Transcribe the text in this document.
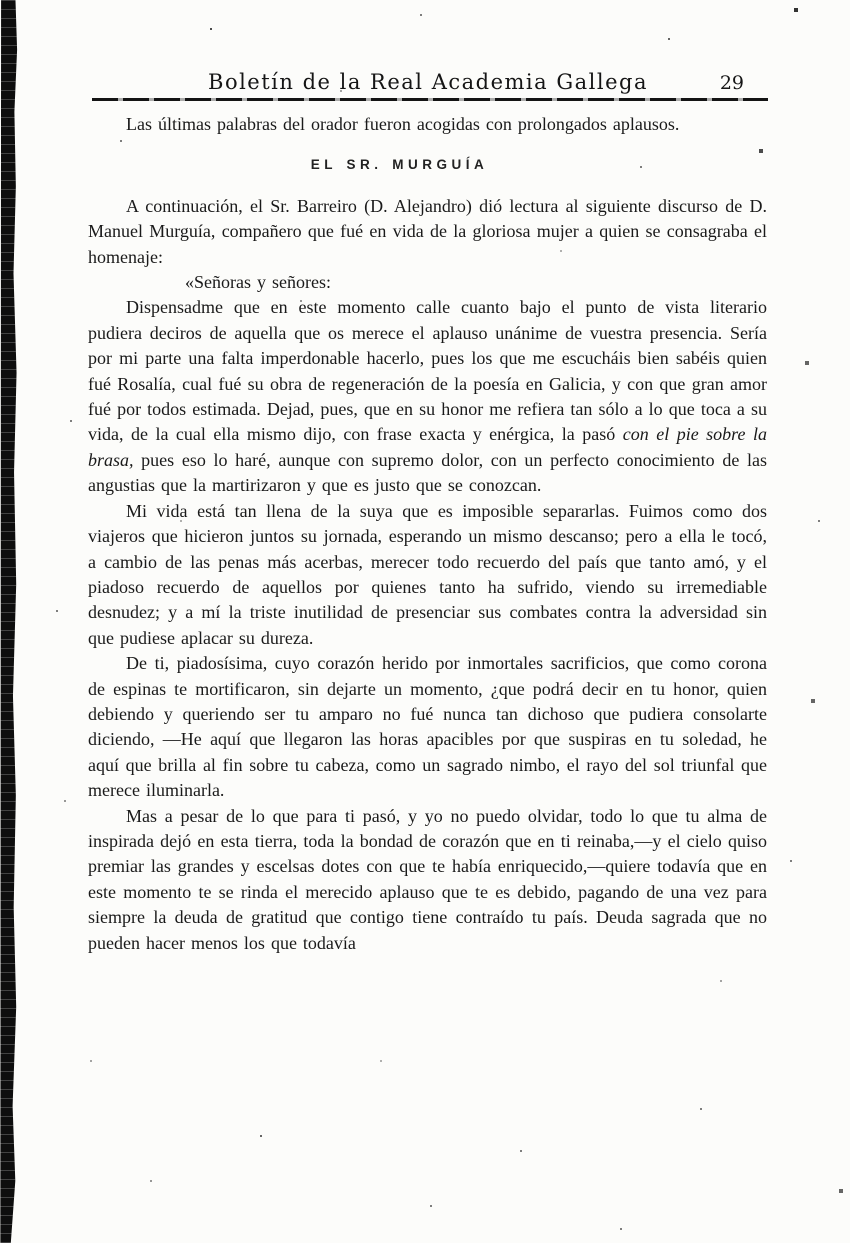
Boletín de la Real Academia Gallega	29

Las últimas palabras del orador fueron acogidas con prolongados aplausos.

EL SR. MURGUÍA

A continuación, el Sr. Barreiro (D. Alejandro) dió lectura al siguiente discurso de D. Manuel Murguía, compañero que fué en vida de la gloriosa mujer a quien se consagraba el homenaje:

«Señoras y señores:

Dispensadme que en este momento calle cuanto bajo el punto de vista literario pudiera deciros de aquella que os merece el aplauso unánime de vuestra presencia. Sería por mi parte una falta imperdonable hacerlo, pues los que me escucháis bien sabéis quien fué Rosalía, cual fué su obra de regeneración de la poesía en Galicia, y con que gran amor fué por todos estimada. Dejad, pues, que en su honor me refiera tan sólo a lo que toca a su vida, de la cual ella mismo dijo, con frase exacta y enérgica, la pasó con el pie sobre la brasa, pues eso lo haré, aunque con supremo dolor, con un perfecto conocimiento de las angustias que la martirizaron y que es justo que se conozcan.

Mi vida está tan llena de la suya que es imposible separarlas. Fuimos como dos viajeros que hicieron juntos su jornada, esperando un mismo descanso; pero a ella le tocó, a cambio de las penas más acerbas, merecer todo recuerdo del país que tanto amó, y el piadoso recuerdo de aquellos por quienes tanto ha sufrido, viendo su irremediable desnudez; y a mí la triste inutilidad de presenciar sus combates contra la adversidad sin que pudiese aplacar su dureza.

De ti, piadosísima, cuyo corazón herido por inmortales sacrificios, que como corona de espinas te mortificaron, sin dejarte un momento, ¿que podrá decir en tu honor, quien debiendo y queriendo ser tu amparo no fué nunca tan dichoso que pudiera consolarte diciendo, —He aquí que llegaron las horas apacibles por que suspiras en tu soledad, he aquí que brilla al fin sobre tu cabeza, como un sagrado nimbo, el rayo del sol triunfal que merece iluminarla.

Mas a pesar de lo que para ti pasó, y yo no puedo olvidar, todo lo que tu alma de inspirada dejó en esta tierra, toda la bondad de corazón que en ti reinaba,—y el cielo quiso premiar las grandes y escelsas dotes con que te había enriquecido,—quiere todavía que en este momento te se rinda el merecido aplauso que te es debido, pagando de una vez para siempre la deuda de gratitud que contigo tiene contraído tu país. Deuda sagrada que no pueden hacer menos los que todavía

### WHAT IS NEEDED
All the lines above are to be given again exactly as they read, with the pictures removed.

### OUTPUT OF THE TASK
Transcribe the text in this document.
Boletín de la Real Academia Gallega	29

Las últimas palabras del orador fueron acogidas con prolongados aplausos.

EL SR. MURGUÍA

A continuación, el Sr. Barreiro (D. Alejandro) dió lectura al siguiente discurso de D. Manuel Murguía, compañero que fué en vida de la gloriosa mujer a quien se consagraba el homenaje:

«Señoras y señores:

Dispensadme que en este momento calle cuanto bajo el punto de vista literario pudiera deciros de aquella que os merece el aplauso unánime de vuestra presencia. Sería por mi parte una falta imperdonable hacerlo, pues los que me escucháis bien sabéis quien fué Rosalía, cual fué su obra de regeneración de la poesía en Galicia, y con que gran amor fué por todos estimada. Dejad, pues, que en su honor me refiera tan sólo a lo que toca a su vida, de la cual ella mismo dijo, con frase exacta y enérgica, la pasó con el pie sobre la brasa, pues eso lo haré, aunque con supremo dolor, con un perfecto conocimiento de las angustias que la martirizaron y que es justo que se conozcan.

Mi vida está tan llena de la suya que es imposible separarlas. Fuimos como dos viajeros que hicieron juntos su jornada, esperando un mismo descanso; pero a ella le tocó, a cambio de las penas más acerbas, merecer todo recuerdo del país que tanto amó, y el piadoso recuerdo de aquellos por quienes tanto ha sufrido, viendo su irremediable desnudez; y a mí la triste inutilidad de presenciar sus combates contra la adversidad sin que pudiese aplacar su dureza.

De ti, piadosísima, cuyo corazón herido por inmortales sacrificios, que como corona de espinas te mortificaron, sin dejarte un momento, ¿que podrá decir en tu honor, quien debiendo y queriendo ser tu amparo no fué nunca tan dichoso que pudiera consolarte diciendo, —He aquí que llegaron las horas apacibles por que suspiras en tu soledad, he aquí que brilla al fin sobre tu cabeza, como un sagrado nimbo, el rayo del sol triunfal que merece iluminarla.

Mas a pesar de lo que para ti pasó, y yo no puedo olvidar, todo lo que tu alma de inspirada dejó en esta tierra, toda la bondad de corazón que en ti reinaba,—y el cielo quiso premiar las grandes y escelsas dotes con que te había enriquecido,—quiere todavía que en este momento te se rinda el merecido aplauso que te es debido, pagando de una vez para siempre la deuda de gratitud que contigo tiene contraído tu país. Deuda sagrada que no pueden hacer menos los que todavía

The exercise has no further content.